▶ _Exercise brief_
Set the listing down unchanged, minus every embedded image.

--------------------------------------------------

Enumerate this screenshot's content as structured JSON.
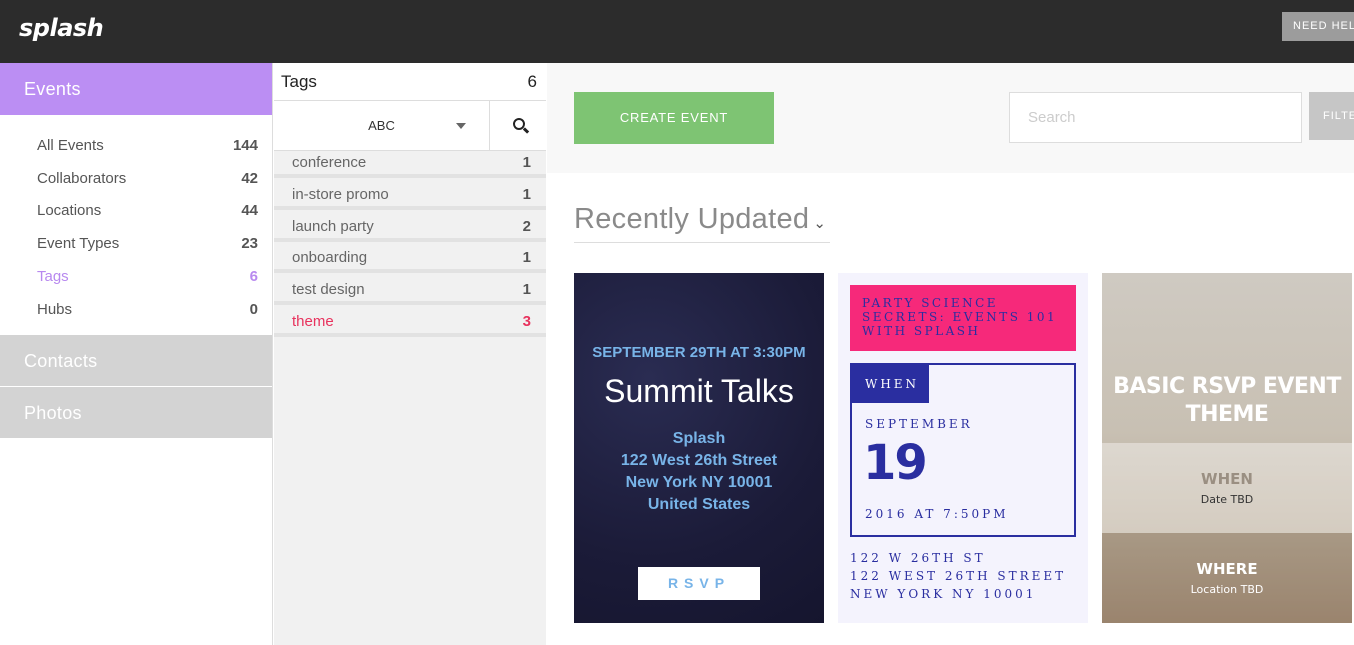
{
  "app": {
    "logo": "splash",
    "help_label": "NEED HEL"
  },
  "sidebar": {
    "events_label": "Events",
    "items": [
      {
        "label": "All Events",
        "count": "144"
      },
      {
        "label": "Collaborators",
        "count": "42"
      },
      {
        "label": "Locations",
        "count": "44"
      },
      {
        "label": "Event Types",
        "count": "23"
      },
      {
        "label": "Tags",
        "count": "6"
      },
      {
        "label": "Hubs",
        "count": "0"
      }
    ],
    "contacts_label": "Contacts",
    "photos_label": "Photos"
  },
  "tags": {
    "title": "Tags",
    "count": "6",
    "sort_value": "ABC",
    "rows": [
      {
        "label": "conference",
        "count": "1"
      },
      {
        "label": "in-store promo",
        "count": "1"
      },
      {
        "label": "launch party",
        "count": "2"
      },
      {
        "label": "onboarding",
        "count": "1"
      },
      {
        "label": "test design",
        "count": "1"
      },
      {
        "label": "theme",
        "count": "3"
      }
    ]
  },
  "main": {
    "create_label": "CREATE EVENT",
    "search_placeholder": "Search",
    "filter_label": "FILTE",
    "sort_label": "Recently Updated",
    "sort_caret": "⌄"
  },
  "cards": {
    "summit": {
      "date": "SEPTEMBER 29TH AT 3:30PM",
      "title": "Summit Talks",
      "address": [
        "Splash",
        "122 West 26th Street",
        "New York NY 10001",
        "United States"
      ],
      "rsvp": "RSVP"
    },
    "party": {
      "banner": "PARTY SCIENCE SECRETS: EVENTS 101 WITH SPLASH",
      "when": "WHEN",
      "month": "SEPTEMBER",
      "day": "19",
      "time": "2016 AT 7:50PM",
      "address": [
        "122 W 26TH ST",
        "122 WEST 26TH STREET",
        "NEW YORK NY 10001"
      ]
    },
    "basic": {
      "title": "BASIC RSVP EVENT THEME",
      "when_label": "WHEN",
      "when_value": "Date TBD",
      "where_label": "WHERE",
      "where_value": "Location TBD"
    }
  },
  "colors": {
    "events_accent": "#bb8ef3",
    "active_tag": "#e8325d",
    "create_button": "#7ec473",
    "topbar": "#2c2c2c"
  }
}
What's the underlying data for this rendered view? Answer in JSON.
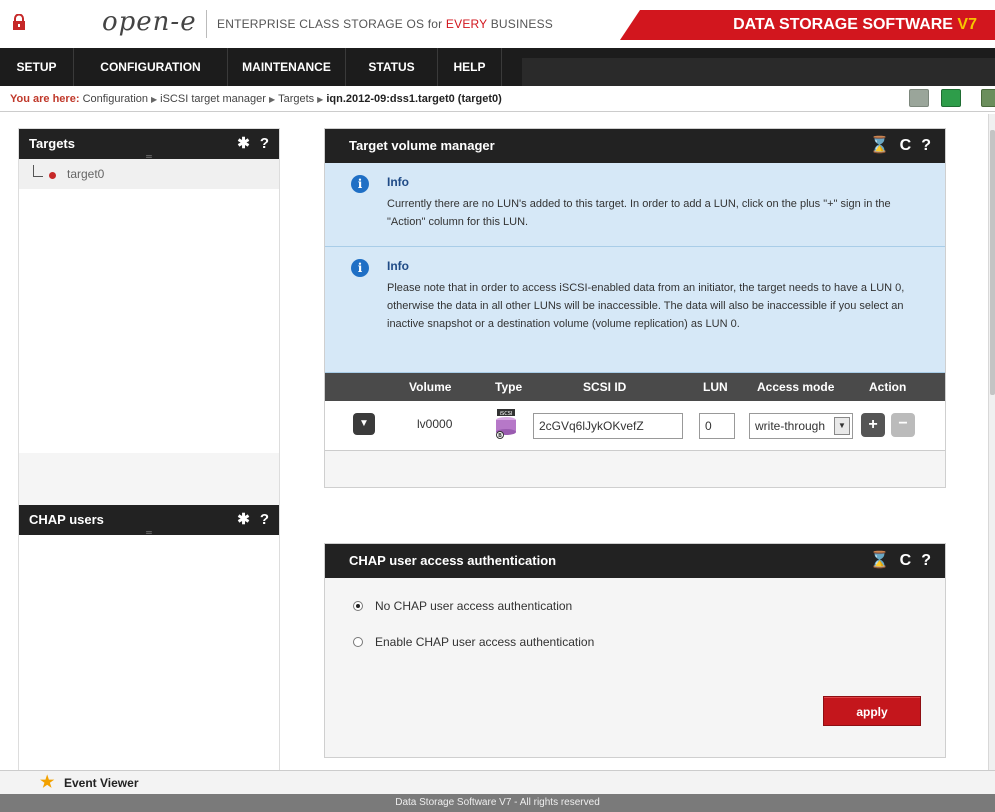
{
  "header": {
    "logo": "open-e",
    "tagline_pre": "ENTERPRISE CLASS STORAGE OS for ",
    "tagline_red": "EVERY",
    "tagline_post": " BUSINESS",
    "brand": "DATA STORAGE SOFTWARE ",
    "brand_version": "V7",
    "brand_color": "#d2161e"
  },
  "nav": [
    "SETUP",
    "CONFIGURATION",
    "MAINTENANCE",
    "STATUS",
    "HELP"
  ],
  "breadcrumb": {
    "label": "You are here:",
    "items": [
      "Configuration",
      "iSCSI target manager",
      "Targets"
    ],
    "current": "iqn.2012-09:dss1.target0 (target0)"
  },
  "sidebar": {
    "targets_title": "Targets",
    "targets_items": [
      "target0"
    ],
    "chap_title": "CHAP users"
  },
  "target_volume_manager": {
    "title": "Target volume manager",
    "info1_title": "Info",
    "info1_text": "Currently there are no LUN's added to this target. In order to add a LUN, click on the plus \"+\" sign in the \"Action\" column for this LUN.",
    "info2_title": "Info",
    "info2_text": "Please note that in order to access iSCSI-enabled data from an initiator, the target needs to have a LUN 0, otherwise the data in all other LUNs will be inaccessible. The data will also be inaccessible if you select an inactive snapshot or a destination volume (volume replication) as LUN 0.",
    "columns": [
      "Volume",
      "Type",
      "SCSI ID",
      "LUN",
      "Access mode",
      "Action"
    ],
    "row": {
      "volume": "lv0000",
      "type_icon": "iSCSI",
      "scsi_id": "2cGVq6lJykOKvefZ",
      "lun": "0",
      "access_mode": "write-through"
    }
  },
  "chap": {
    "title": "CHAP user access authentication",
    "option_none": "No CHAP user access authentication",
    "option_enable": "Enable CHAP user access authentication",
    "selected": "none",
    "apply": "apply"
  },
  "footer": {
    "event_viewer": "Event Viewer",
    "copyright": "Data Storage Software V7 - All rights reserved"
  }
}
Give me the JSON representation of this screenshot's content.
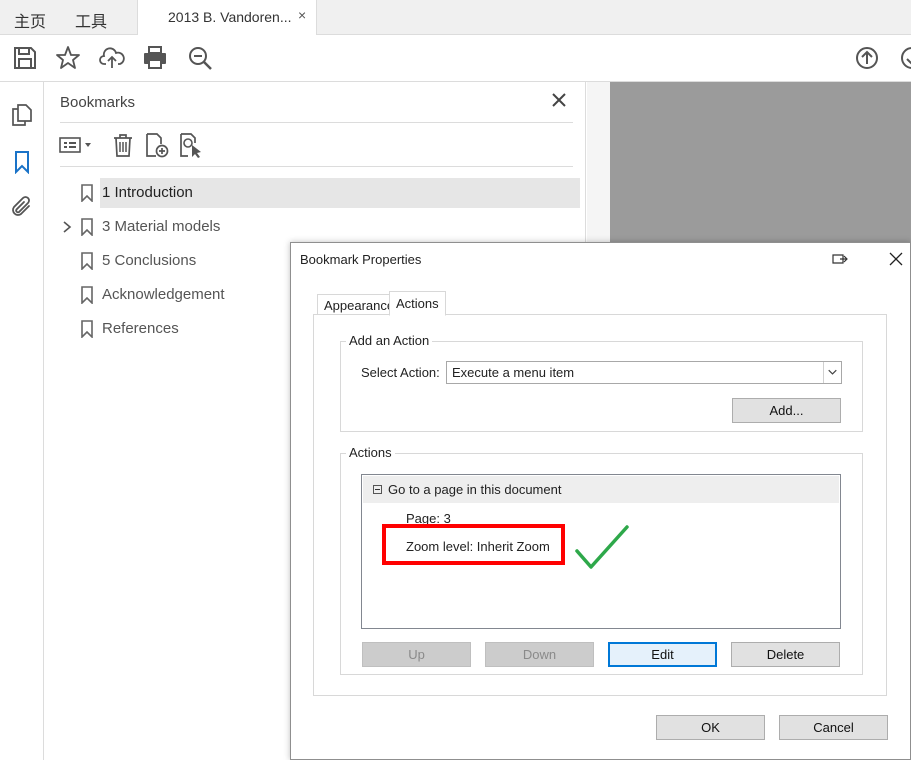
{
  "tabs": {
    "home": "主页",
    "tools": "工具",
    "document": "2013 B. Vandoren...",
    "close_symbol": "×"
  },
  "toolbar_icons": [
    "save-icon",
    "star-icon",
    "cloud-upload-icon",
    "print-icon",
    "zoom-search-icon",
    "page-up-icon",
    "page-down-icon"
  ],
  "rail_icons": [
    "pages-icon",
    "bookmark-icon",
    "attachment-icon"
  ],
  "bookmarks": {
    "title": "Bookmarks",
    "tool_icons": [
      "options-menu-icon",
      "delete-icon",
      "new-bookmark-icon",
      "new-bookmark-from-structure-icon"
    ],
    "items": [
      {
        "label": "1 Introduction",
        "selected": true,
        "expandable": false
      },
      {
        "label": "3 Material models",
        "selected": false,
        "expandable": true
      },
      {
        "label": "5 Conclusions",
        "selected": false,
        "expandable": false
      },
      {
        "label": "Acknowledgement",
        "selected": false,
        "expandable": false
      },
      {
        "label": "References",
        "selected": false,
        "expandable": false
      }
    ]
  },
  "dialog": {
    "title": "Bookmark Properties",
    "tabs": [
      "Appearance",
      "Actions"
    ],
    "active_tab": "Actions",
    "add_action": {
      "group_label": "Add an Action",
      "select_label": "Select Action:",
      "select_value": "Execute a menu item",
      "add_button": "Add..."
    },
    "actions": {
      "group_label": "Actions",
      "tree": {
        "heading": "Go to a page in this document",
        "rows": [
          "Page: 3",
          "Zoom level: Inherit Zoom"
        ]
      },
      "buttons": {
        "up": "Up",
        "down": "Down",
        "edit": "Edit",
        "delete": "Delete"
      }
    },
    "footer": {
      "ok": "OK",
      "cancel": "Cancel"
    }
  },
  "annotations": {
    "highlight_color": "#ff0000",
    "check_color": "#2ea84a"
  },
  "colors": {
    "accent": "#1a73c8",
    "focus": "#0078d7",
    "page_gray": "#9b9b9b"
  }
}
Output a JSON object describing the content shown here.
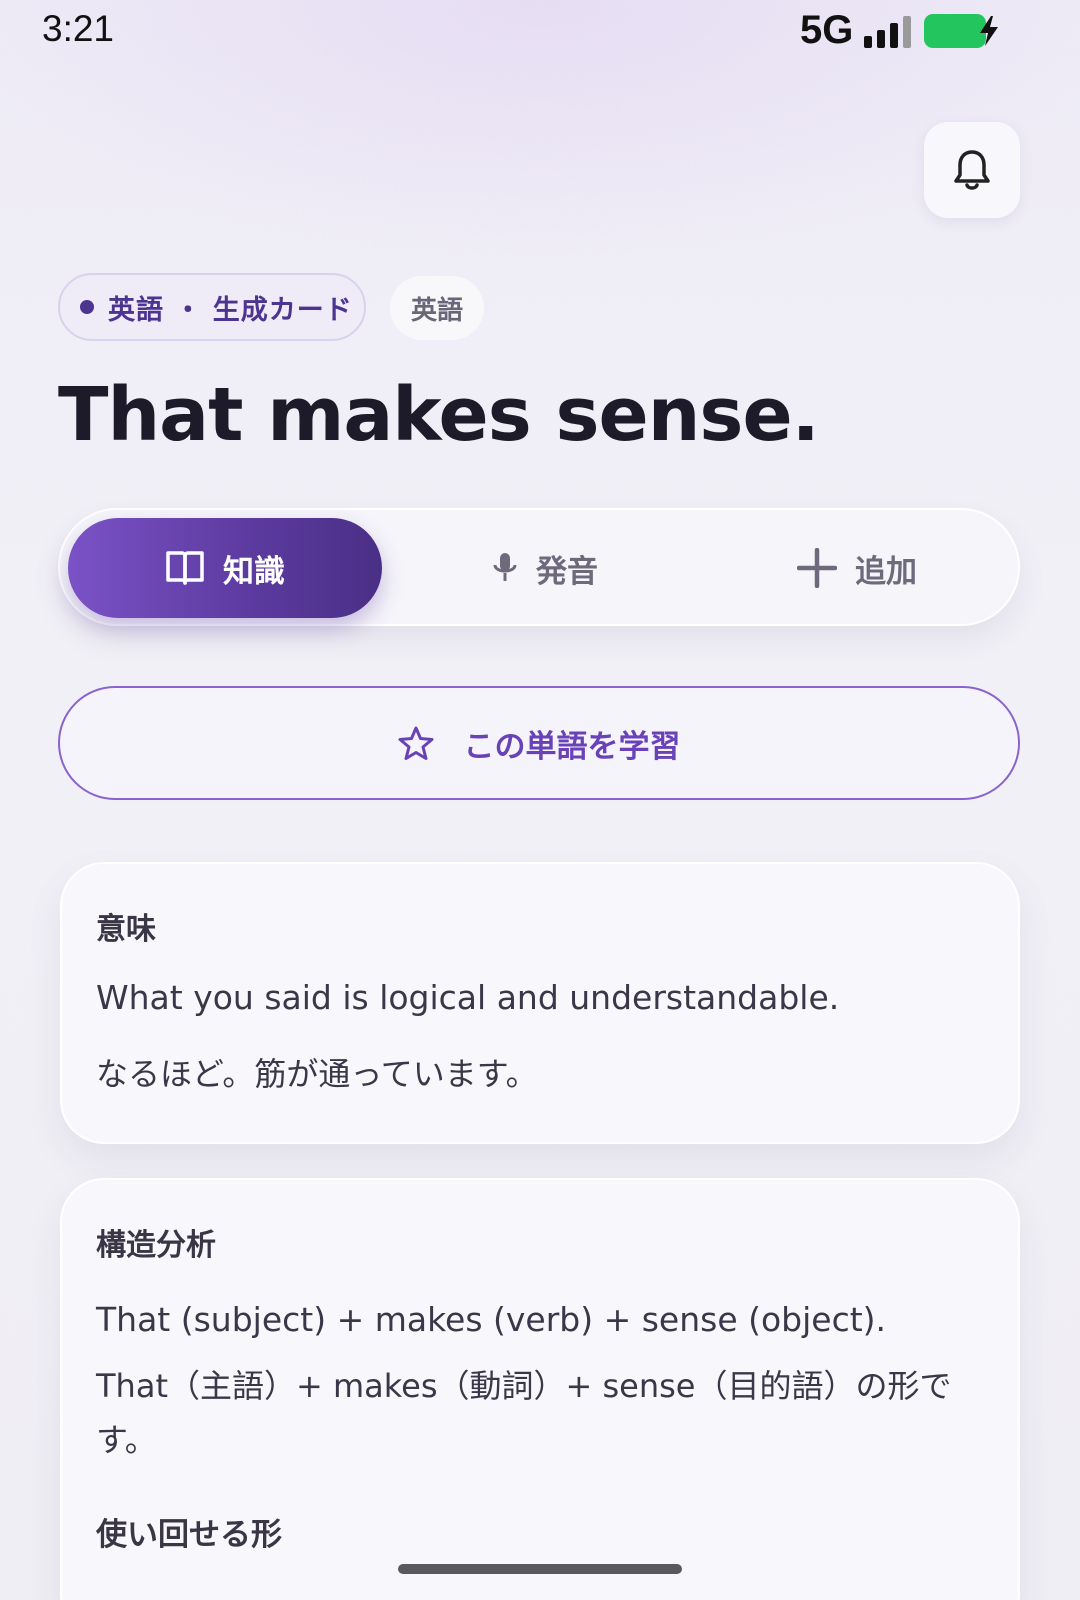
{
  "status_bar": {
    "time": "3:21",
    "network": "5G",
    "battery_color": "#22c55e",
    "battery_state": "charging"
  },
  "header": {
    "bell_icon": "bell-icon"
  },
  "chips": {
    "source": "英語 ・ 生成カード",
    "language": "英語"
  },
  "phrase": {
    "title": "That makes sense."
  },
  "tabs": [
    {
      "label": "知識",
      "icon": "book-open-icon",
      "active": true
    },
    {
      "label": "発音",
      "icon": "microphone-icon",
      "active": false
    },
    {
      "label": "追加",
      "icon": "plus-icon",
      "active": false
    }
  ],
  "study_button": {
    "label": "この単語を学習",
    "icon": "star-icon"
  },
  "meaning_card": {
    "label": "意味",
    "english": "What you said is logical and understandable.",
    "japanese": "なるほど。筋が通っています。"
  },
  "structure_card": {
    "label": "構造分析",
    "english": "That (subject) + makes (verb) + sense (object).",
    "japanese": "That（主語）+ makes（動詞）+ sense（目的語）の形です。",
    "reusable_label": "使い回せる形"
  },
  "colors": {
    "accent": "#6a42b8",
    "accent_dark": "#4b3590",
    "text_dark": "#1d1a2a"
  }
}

--------------------------------------------------

▶ _Expected answer_
Enumerate this screenshot's content as structured JSON.
{
  "app": {
    "logo": "splash",
    "help_label": "NEED HEL"
  },
  "sidebar": {
    "events_label": "Events",
    "items": [
      {
        "label": "All Events",
        "count": "144"
      },
      {
        "label": "Collaborators",
        "count": "42"
      },
      {
        "label": "Locations",
        "count": "44"
      },
      {
        "label": "Event Types",
        "count": "23"
      },
      {
        "label": "Tags",
        "count": "6"
      },
      {
        "label": "Hubs",
        "count": "0"
      }
    ],
    "contacts_label": "Contacts",
    "photos_label": "Photos"
  },
  "tags": {
    "title": "Tags",
    "count": "6",
    "sort_value": "ABC",
    "rows": [
      {
        "label": "conference",
        "count": "1"
      },
      {
        "label": "in-store promo",
        "count": "1"
      },
      {
        "label": "launch party",
        "count": "2"
      },
      {
        "label": "onboarding",
        "count": "1"
      },
      {
        "label": "test design",
        "count": "1"
      },
      {
        "label": "theme",
        "count": "3"
      }
    ]
  },
  "main": {
    "create_label": "CREATE EVENT",
    "search_placeholder": "Search",
    "filter_label": "FILTE",
    "sort_label": "Recently Updated",
    "sort_caret": "⌄"
  },
  "cards": {
    "summit": {
      "date": "SEPTEMBER 29TH AT 3:30PM",
      "title": "Summit Talks",
      "address": [
        "Splash",
        "122 West 26th Street",
        "New York NY 10001",
        "United States"
      ],
      "rsvp": "RSVP"
    },
    "party": {
      "banner": "PARTY SCIENCE SECRETS: EVENTS 101 WITH SPLASH",
      "when": "WHEN",
      "month": "SEPTEMBER",
      "day": "19",
      "time": "2016 AT 7:50PM",
      "address": [
        "122 W 26TH ST",
        "122 WEST 26TH STREET",
        "NEW YORK NY 10001"
      ]
    },
    "basic": {
      "title": "BASIC RSVP EVENT THEME",
      "when_label": "WHEN",
      "when_value": "Date TBD",
      "where_label": "WHERE",
      "where_value": "Location TBD"
    }
  },
  "colors": {
    "events_accent": "#bb8ef3",
    "active_tag": "#e8325d",
    "create_button": "#7ec473",
    "topbar": "#2c2c2c"
  }
}
What's the underlying data for this rendered view? Answer in JSON.
{
  "header": {
    "logo": "open-e",
    "tagline_pre": "ENTERPRISE CLASS STORAGE OS for ",
    "tagline_red": "EVERY",
    "tagline_post": " BUSINESS",
    "brand": "DATA STORAGE SOFTWARE ",
    "brand_version": "V7",
    "brand_color": "#d2161e"
  },
  "nav": [
    "SETUP",
    "CONFIGURATION",
    "MAINTENANCE",
    "STATUS",
    "HELP"
  ],
  "breadcrumb": {
    "label": "You are here:",
    "items": [
      "Configuration",
      "iSCSI target manager",
      "Targets"
    ],
    "current": "iqn.2012-09:dss1.target0 (target0)"
  },
  "sidebar": {
    "targets_title": "Targets",
    "targets_items": [
      "target0"
    ],
    "chap_title": "CHAP users"
  },
  "target_volume_manager": {
    "title": "Target volume manager",
    "info1_title": "Info",
    "info1_text": "Currently there are no LUN's added to this target. In order to add a LUN, click on the plus \"+\" sign in the \"Action\" column for this LUN.",
    "info2_title": "Info",
    "info2_text": "Please note that in order to access iSCSI-enabled data from an initiator, the target needs to have a LUN 0, otherwise the data in all other LUNs will be inaccessible. The data will also be inaccessible if you select an inactive snapshot or a destination volume (volume replication) as LUN 0.",
    "columns": [
      "Volume",
      "Type",
      "SCSI ID",
      "LUN",
      "Access mode",
      "Action"
    ],
    "row": {
      "volume": "lv0000",
      "type_icon": "iSCSI",
      "scsi_id": "2cGVq6lJykOKvefZ",
      "lun": "0",
      "access_mode": "write-through"
    }
  },
  "chap": {
    "title": "CHAP user access authentication",
    "option_none": "No CHAP user access authentication",
    "option_enable": "Enable CHAP user access authentication",
    "selected": "none",
    "apply": "apply"
  },
  "footer": {
    "event_viewer": "Event Viewer",
    "copyright": "Data Storage Software V7 - All rights reserved"
  }
}
Give me the JSON representation of this screenshot's content.
{
  "tabs": {
    "home": "主页",
    "tools": "工具",
    "document": "2013 B. Vandoren...",
    "close_symbol": "×"
  },
  "toolbar_icons": [
    "save-icon",
    "star-icon",
    "cloud-upload-icon",
    "print-icon",
    "zoom-search-icon",
    "page-up-icon",
    "page-down-icon"
  ],
  "rail_icons": [
    "pages-icon",
    "bookmark-icon",
    "attachment-icon"
  ],
  "bookmarks": {
    "title": "Bookmarks",
    "tool_icons": [
      "options-menu-icon",
      "delete-icon",
      "new-bookmark-icon",
      "new-bookmark-from-structure-icon"
    ],
    "items": [
      {
        "label": "1 Introduction",
        "selected": true,
        "expandable": false
      },
      {
        "label": "3 Material models",
        "selected": false,
        "expandable": true
      },
      {
        "label": "5 Conclusions",
        "selected": false,
        "expandable": false
      },
      {
        "label": "Acknowledgement",
        "selected": false,
        "expandable": false
      },
      {
        "label": "References",
        "selected": false,
        "expandable": false
      }
    ]
  },
  "dialog": {
    "title": "Bookmark Properties",
    "tabs": [
      "Appearance",
      "Actions"
    ],
    "active_tab": "Actions",
    "add_action": {
      "group_label": "Add an Action",
      "select_label": "Select Action:",
      "select_value": "Execute a menu item",
      "add_button": "Add..."
    },
    "actions": {
      "group_label": "Actions",
      "tree": {
        "heading": "Go to a page in this document",
        "rows": [
          "Page: 3",
          "Zoom level: Inherit Zoom"
        ]
      },
      "buttons": {
        "up": "Up",
        "down": "Down",
        "edit": "Edit",
        "delete": "Delete"
      }
    },
    "footer": {
      "ok": "OK",
      "cancel": "Cancel"
    }
  },
  "annotations": {
    "highlight_color": "#ff0000",
    "check_color": "#2ea84a"
  },
  "colors": {
    "accent": "#1a73c8",
    "focus": "#0078d7",
    "page_gray": "#9b9b9b"
  }
}
Output a JSON object describing the content shown here.
{
  "status_bar": {
    "time": "3:21",
    "network": "5G",
    "battery_color": "#22c55e",
    "battery_state": "charging"
  },
  "header": {
    "bell_icon": "bell-icon"
  },
  "chips": {
    "source": "英語 ・ 生成カード",
    "language": "英語"
  },
  "phrase": {
    "title": "That makes sense."
  },
  "tabs": [
    {
      "label": "知識",
      "icon": "book-open-icon",
      "active": true
    },
    {
      "label": "発音",
      "icon": "microphone-icon",
      "active": false
    },
    {
      "label": "追加",
      "icon": "plus-icon",
      "active": false
    }
  ],
  "study_button": {
    "label": "この単語を学習",
    "icon": "star-icon"
  },
  "meaning_card": {
    "label": "意味",
    "english": "What you said is logical and understandable.",
    "japanese": "なるほど。筋が通っています。"
  },
  "structure_card": {
    "label": "構造分析",
    "english": "That (subject) + makes (verb) + sense (object).",
    "japanese": "That（主語）+ makes（動詞）+ sense（目的語）の形です。",
    "reusable_label": "使い回せる形"
  },
  "colors": {
    "accent": "#6a42b8",
    "accent_dark": "#4b3590",
    "text_dark": "#1d1a2a"
  }
}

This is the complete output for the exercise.